● **TO DO**:
Select all lines with the string "التابعين" in them, and copy those lines.

● **EXERCISE MATERIALS**:
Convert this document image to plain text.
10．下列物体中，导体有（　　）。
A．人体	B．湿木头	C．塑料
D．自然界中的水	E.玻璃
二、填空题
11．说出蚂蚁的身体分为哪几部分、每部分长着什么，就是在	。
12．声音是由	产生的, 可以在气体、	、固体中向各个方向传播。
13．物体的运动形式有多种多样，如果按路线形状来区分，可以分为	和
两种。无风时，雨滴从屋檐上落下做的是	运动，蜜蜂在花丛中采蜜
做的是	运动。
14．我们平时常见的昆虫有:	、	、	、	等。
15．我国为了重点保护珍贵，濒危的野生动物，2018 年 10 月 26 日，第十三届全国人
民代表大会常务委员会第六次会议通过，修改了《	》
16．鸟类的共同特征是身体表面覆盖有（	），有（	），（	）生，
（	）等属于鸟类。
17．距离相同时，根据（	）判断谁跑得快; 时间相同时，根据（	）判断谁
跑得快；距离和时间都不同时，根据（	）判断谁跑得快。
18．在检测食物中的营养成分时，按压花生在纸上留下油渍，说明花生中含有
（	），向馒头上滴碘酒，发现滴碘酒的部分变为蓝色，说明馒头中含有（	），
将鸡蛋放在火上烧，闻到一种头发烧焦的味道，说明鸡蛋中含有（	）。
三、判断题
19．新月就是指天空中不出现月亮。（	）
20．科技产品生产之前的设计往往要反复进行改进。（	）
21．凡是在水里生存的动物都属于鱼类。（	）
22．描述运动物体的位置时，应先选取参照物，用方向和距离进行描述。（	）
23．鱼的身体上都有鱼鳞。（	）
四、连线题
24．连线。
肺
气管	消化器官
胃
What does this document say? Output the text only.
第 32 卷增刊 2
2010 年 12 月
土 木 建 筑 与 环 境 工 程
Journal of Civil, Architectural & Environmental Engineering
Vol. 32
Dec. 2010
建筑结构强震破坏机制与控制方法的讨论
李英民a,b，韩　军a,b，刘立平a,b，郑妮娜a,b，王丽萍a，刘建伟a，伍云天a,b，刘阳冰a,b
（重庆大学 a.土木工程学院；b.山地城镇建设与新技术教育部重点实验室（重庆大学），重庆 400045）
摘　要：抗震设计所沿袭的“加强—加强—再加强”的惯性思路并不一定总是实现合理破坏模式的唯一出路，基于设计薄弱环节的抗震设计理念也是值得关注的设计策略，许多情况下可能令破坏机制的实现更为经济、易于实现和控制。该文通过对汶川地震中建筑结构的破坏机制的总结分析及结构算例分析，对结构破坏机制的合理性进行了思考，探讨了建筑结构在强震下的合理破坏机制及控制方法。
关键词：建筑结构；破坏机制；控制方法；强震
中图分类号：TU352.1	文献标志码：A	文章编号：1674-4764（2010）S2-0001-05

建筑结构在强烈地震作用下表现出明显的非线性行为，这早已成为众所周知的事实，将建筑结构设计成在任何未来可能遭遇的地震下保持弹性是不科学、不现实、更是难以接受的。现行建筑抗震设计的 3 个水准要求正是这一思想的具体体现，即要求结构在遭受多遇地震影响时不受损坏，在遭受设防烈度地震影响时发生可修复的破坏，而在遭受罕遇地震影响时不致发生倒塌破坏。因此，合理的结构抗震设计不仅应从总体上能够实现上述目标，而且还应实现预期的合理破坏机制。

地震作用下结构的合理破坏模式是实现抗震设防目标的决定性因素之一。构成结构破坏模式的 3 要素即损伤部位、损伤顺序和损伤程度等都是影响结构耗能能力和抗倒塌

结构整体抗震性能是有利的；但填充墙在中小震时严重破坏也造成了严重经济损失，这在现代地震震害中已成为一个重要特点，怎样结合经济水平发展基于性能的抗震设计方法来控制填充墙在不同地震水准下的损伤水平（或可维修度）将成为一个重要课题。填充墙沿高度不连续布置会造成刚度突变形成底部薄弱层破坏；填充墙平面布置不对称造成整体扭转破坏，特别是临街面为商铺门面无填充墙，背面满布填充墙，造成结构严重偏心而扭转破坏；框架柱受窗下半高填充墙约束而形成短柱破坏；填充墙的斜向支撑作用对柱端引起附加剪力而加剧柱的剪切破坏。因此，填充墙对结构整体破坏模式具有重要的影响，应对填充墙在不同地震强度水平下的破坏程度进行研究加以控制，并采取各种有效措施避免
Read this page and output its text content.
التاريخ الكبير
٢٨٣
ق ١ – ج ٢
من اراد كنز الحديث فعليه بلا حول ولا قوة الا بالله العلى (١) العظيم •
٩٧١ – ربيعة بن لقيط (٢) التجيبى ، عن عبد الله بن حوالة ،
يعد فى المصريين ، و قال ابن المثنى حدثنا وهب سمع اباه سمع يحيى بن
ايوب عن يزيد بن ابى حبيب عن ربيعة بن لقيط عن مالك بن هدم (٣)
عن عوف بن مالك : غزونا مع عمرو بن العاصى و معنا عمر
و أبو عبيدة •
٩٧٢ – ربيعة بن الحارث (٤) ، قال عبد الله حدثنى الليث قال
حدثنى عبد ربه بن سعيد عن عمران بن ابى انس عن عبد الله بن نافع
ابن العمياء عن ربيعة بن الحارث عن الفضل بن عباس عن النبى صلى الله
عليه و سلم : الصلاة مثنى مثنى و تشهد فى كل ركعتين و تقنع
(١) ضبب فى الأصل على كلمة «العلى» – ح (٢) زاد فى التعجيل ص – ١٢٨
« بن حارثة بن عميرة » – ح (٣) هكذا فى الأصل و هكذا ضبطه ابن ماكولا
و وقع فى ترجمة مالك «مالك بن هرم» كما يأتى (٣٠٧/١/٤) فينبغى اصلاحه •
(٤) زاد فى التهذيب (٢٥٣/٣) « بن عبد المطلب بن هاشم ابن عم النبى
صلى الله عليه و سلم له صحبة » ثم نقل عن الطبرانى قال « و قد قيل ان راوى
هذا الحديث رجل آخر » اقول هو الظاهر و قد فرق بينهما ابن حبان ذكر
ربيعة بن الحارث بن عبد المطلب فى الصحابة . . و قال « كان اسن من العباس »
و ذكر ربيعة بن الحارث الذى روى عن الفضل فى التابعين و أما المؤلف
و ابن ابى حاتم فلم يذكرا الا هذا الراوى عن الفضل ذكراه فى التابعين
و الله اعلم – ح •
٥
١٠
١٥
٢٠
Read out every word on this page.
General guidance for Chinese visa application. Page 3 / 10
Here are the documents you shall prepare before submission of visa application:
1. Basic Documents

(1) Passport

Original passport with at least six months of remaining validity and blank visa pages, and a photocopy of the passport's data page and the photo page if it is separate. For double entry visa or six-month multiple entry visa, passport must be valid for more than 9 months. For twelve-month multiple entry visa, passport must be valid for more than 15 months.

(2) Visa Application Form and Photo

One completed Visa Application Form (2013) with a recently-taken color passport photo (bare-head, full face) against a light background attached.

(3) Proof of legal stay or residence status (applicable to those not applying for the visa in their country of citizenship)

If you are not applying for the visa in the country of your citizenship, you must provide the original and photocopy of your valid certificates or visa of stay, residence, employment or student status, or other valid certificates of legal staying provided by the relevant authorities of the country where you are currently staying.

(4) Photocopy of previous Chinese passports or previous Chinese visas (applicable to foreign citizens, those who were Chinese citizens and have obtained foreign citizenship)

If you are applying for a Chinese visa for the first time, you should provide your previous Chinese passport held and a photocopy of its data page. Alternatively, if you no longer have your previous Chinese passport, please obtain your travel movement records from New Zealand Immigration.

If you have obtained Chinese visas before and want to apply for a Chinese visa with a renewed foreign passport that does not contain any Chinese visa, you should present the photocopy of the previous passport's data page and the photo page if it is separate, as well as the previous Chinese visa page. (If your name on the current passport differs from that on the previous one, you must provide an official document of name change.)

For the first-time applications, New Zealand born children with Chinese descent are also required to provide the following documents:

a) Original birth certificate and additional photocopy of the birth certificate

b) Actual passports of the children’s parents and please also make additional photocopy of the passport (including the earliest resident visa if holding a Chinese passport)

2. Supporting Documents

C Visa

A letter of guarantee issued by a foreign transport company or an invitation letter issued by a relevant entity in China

● **COMPLETE OUTPUT**:
و ذكر ربيعة بن الحارث الذى روى عن الفضل فى التابعين و أما المؤلف
و ابن ابى حاتم فلم يذكرا الا هذا الراوى عن الفضل ذكراه فى التابعين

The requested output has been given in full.